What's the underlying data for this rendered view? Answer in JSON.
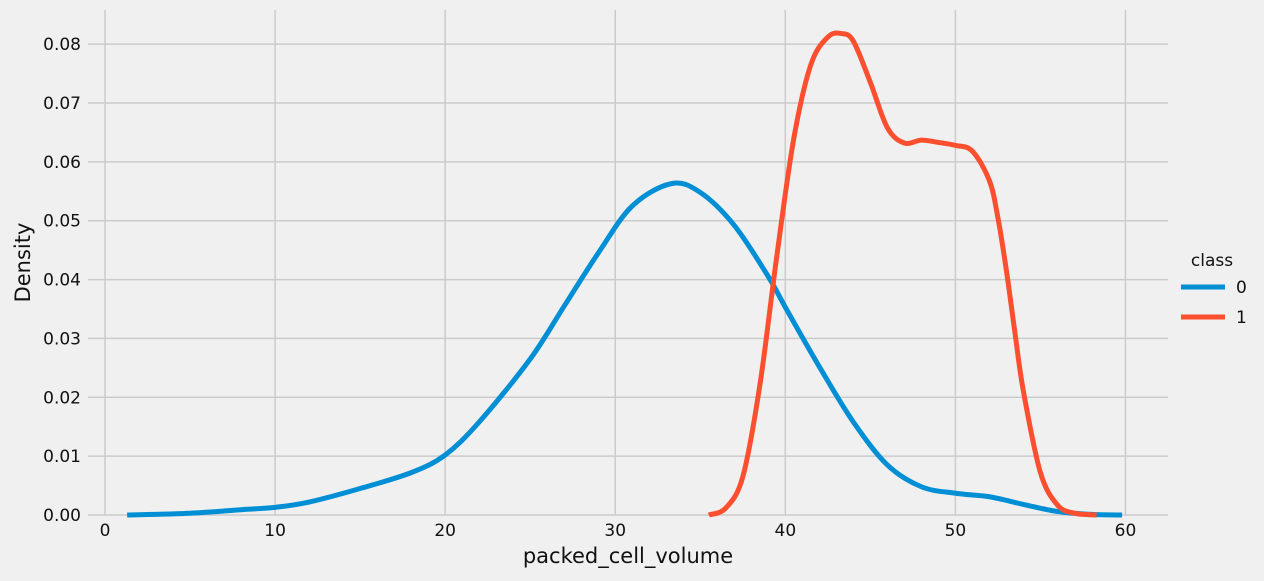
{
  "chart_data": {
    "type": "line",
    "xlabel": "packed_cell_volume",
    "ylabel": "Density",
    "xlim": [
      -1,
      62.5
    ],
    "ylim": [
      0,
      0.0858
    ],
    "x_ticks": [
      0,
      10,
      20,
      30,
      40,
      50,
      60
    ],
    "y_ticks": [
      0.0,
      0.01,
      0.02,
      0.03,
      0.04,
      0.05,
      0.06,
      0.07,
      0.08
    ],
    "grid": true,
    "legend_position": "right",
    "legend_title": "class",
    "series": [
      {
        "name": "0",
        "color": "#008fd5",
        "x": [
          1.3,
          5,
          8,
          10,
          12,
          15,
          18,
          20,
          22,
          25,
          27,
          29,
          31,
          33.3,
          35,
          37,
          39,
          40,
          42,
          44,
          46,
          48,
          50,
          52,
          54,
          56,
          58,
          59.8
        ],
        "y": [
          0.0,
          0.0003,
          0.0009,
          0.0013,
          0.0022,
          0.0045,
          0.0072,
          0.0102,
          0.0158,
          0.0265,
          0.0355,
          0.0445,
          0.0525,
          0.0563,
          0.0548,
          0.0492,
          0.0405,
          0.0353,
          0.0252,
          0.0158,
          0.0085,
          0.0048,
          0.0037,
          0.0031,
          0.0018,
          0.0006,
          0.0001,
          0.0
        ]
      },
      {
        "name": "1",
        "color": "#fc4f30",
        "x": [
          35.5,
          36.5,
          37.5,
          38.5,
          39.5,
          40.5,
          41.5,
          42.5,
          43.3,
          44,
          45,
          46,
          47,
          48,
          49,
          50,
          51,
          52,
          52.5,
          53,
          53.5,
          54,
          55,
          56,
          57,
          58.3
        ],
        "y": [
          0.0,
          0.0012,
          0.0065,
          0.022,
          0.044,
          0.064,
          0.0765,
          0.0812,
          0.0818,
          0.0805,
          0.0735,
          0.0658,
          0.0632,
          0.0637,
          0.0633,
          0.0628,
          0.0618,
          0.0568,
          0.0505,
          0.0415,
          0.031,
          0.021,
          0.0072,
          0.0017,
          0.0003,
          0.0
        ]
      }
    ]
  }
}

**WHAT IS REQUIRED**
Copy all the entries word for word. Omit any pictures.

**ANSWER FOR THE TASK**
What's the underlying data for this rendered view? Answer in JSON.
{
  "chart_data": {
    "type": "line",
    "xlabel": "packed_cell_volume",
    "ylabel": "Density",
    "xlim": [
      -1,
      62.5
    ],
    "ylim": [
      0,
      0.0858
    ],
    "x_ticks": [
      0,
      10,
      20,
      30,
      40,
      50,
      60
    ],
    "y_ticks": [
      0.0,
      0.01,
      0.02,
      0.03,
      0.04,
      0.05,
      0.06,
      0.07,
      0.08
    ],
    "grid": true,
    "legend_position": "right",
    "legend_title": "class",
    "series": [
      {
        "name": "0",
        "color": "#008fd5",
        "x": [
          1.3,
          5,
          8,
          10,
          12,
          15,
          18,
          20,
          22,
          25,
          27,
          29,
          31,
          33.3,
          35,
          37,
          39,
          40,
          42,
          44,
          46,
          48,
          50,
          52,
          54,
          56,
          58,
          59.8
        ],
        "y": [
          0.0,
          0.0003,
          0.0009,
          0.0013,
          0.0022,
          0.0045,
          0.0072,
          0.0102,
          0.0158,
          0.0265,
          0.0355,
          0.0445,
          0.0525,
          0.0563,
          0.0548,
          0.0492,
          0.0405,
          0.0353,
          0.0252,
          0.0158,
          0.0085,
          0.0048,
          0.0037,
          0.0031,
          0.0018,
          0.0006,
          0.0001,
          0.0
        ]
      },
      {
        "name": "1",
        "color": "#fc4f30",
        "x": [
          35.5,
          36.5,
          37.5,
          38.5,
          39.5,
          40.5,
          41.5,
          42.5,
          43.3,
          44,
          45,
          46,
          47,
          48,
          49,
          50,
          51,
          52,
          52.5,
          53,
          53.5,
          54,
          55,
          56,
          57,
          58.3
        ],
        "y": [
          0.0,
          0.0012,
          0.0065,
          0.022,
          0.044,
          0.064,
          0.0765,
          0.0812,
          0.0818,
          0.0805,
          0.0735,
          0.0658,
          0.0632,
          0.0637,
          0.0633,
          0.0628,
          0.0618,
          0.0568,
          0.0505,
          0.0415,
          0.031,
          0.021,
          0.0072,
          0.0017,
          0.0003,
          0.0
        ]
      }
    ]
  }
}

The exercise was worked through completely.